▸ STATED GOAL
Write out each line in which the string "Coopérative" is present.
-------------------------
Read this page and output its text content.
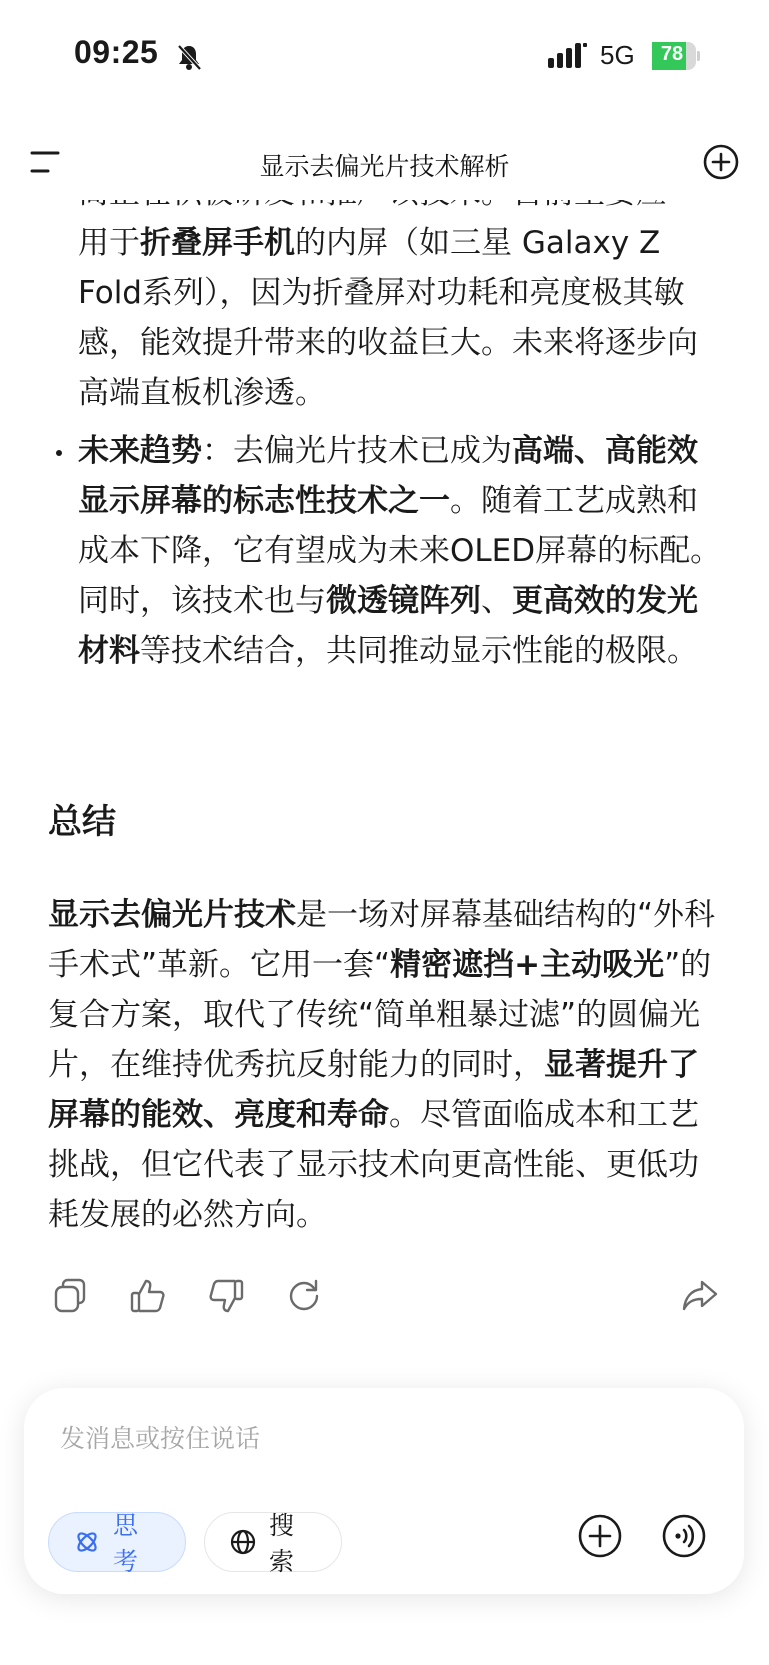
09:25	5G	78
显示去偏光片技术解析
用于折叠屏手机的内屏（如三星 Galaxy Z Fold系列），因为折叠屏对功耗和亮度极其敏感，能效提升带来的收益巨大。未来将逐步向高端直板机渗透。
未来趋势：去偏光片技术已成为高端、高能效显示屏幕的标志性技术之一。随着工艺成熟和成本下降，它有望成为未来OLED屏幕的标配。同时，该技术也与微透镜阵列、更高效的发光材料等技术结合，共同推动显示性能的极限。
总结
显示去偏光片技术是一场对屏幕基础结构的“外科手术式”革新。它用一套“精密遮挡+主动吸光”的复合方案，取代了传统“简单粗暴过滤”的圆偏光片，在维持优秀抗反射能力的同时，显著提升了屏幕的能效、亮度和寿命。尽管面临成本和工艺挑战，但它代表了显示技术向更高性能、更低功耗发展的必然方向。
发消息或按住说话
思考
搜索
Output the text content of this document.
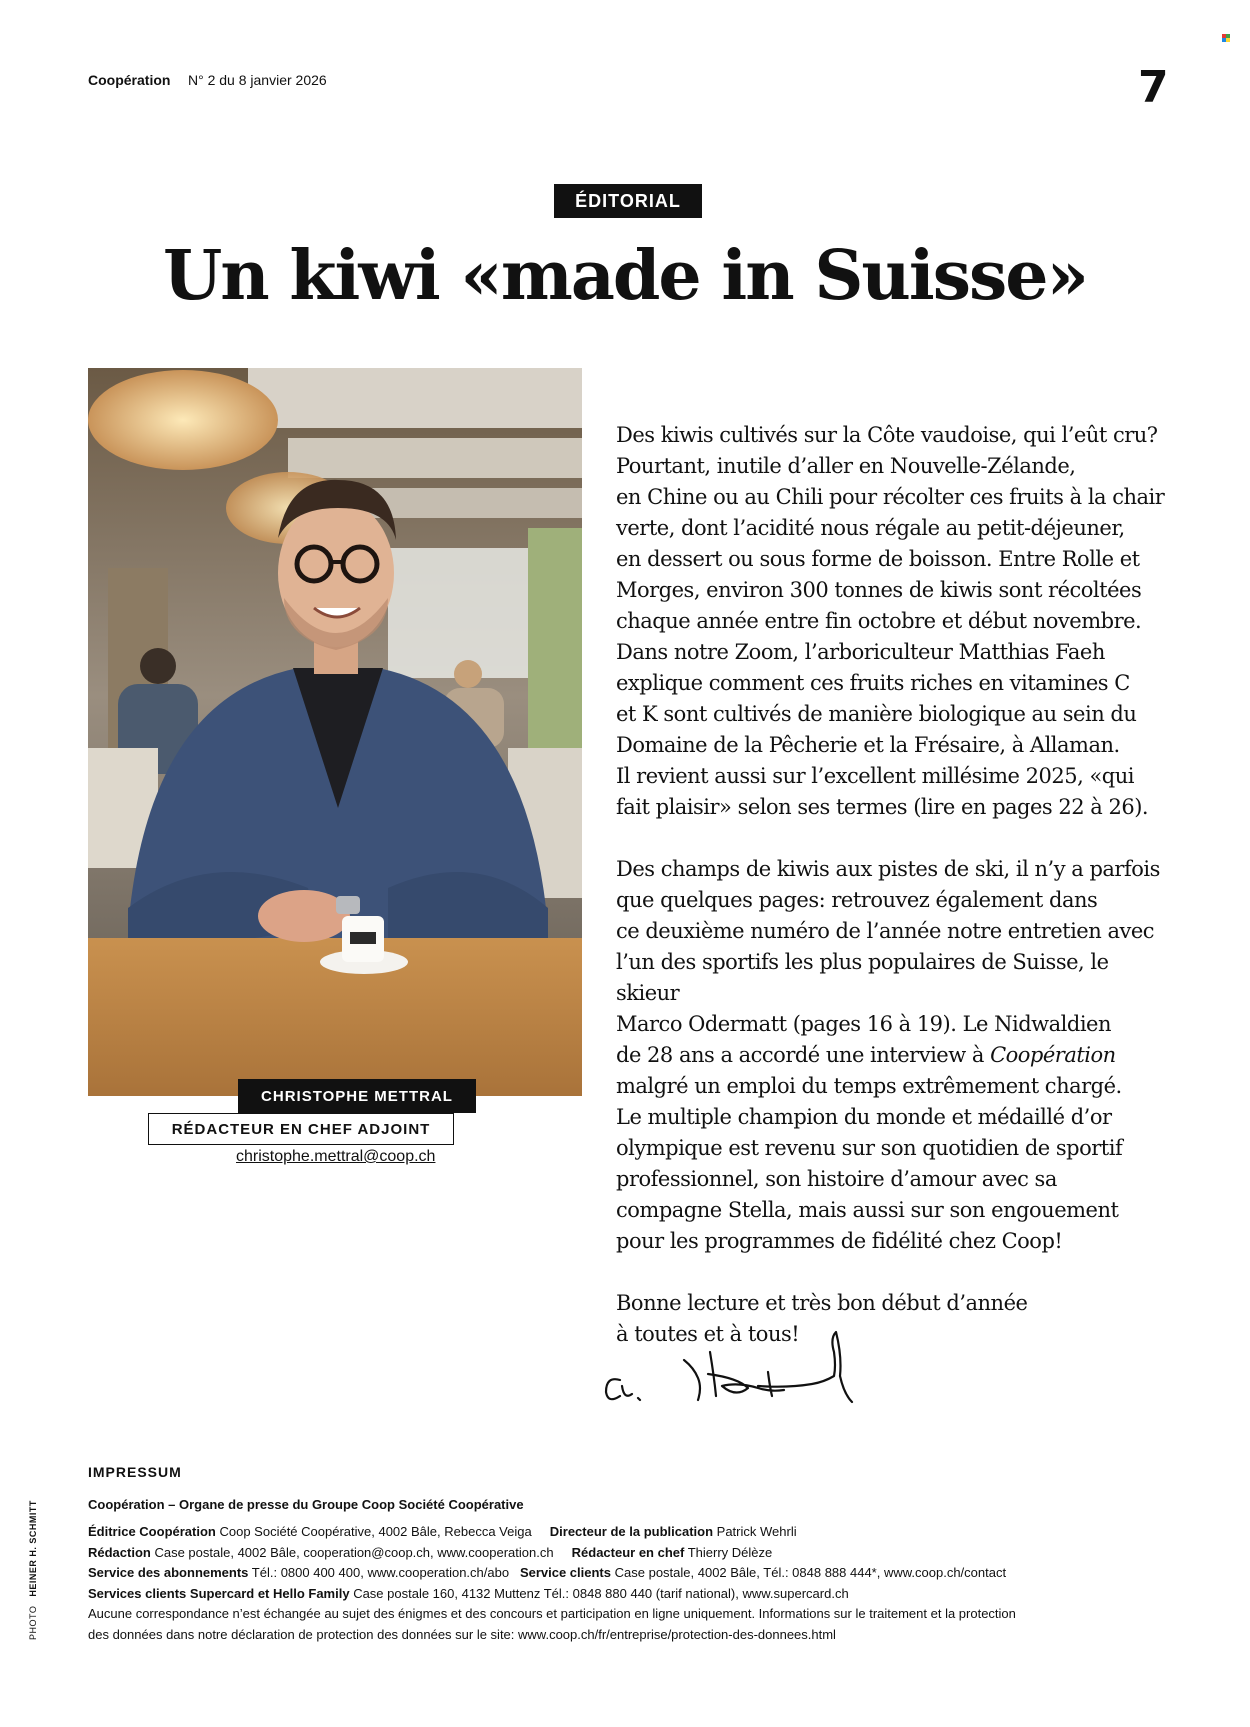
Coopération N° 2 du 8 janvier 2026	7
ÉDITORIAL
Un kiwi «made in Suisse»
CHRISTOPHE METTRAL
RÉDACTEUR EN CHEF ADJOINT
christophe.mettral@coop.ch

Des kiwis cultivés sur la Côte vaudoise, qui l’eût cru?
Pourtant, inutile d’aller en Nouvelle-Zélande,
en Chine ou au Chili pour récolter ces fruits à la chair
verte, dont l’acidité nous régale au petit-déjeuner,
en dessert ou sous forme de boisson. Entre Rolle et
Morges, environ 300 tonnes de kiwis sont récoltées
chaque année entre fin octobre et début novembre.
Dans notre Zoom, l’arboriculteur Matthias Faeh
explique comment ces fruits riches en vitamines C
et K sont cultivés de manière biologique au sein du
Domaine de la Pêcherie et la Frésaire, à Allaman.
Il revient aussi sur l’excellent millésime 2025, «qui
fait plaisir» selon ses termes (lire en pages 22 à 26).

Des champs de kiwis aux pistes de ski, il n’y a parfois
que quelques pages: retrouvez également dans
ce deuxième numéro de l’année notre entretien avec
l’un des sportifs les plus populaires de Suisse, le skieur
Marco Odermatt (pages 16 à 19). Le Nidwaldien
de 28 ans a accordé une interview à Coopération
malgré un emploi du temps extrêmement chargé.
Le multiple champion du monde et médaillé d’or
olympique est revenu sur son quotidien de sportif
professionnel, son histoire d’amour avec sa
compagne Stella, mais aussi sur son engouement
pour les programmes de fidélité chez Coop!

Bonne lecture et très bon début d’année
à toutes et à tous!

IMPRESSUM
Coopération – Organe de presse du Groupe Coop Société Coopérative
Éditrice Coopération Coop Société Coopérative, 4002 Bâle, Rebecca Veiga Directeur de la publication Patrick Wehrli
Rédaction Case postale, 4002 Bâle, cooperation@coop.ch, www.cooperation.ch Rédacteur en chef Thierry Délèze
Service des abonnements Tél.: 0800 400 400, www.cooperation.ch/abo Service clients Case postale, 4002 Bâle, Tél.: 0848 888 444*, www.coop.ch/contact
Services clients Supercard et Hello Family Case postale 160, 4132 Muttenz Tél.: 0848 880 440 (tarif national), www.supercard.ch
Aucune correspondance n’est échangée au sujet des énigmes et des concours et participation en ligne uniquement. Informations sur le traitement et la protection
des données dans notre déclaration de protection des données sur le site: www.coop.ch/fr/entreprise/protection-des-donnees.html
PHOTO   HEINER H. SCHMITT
-------------------------
▸ FINISHED EXERCISE
Coopération – Organe de presse du Groupe Coop Société Coopérative
Éditrice Coopération Coop Société Coopérative, 4002 Bâle, Rebecca Veiga Directeur de la publication Patrick Wehrli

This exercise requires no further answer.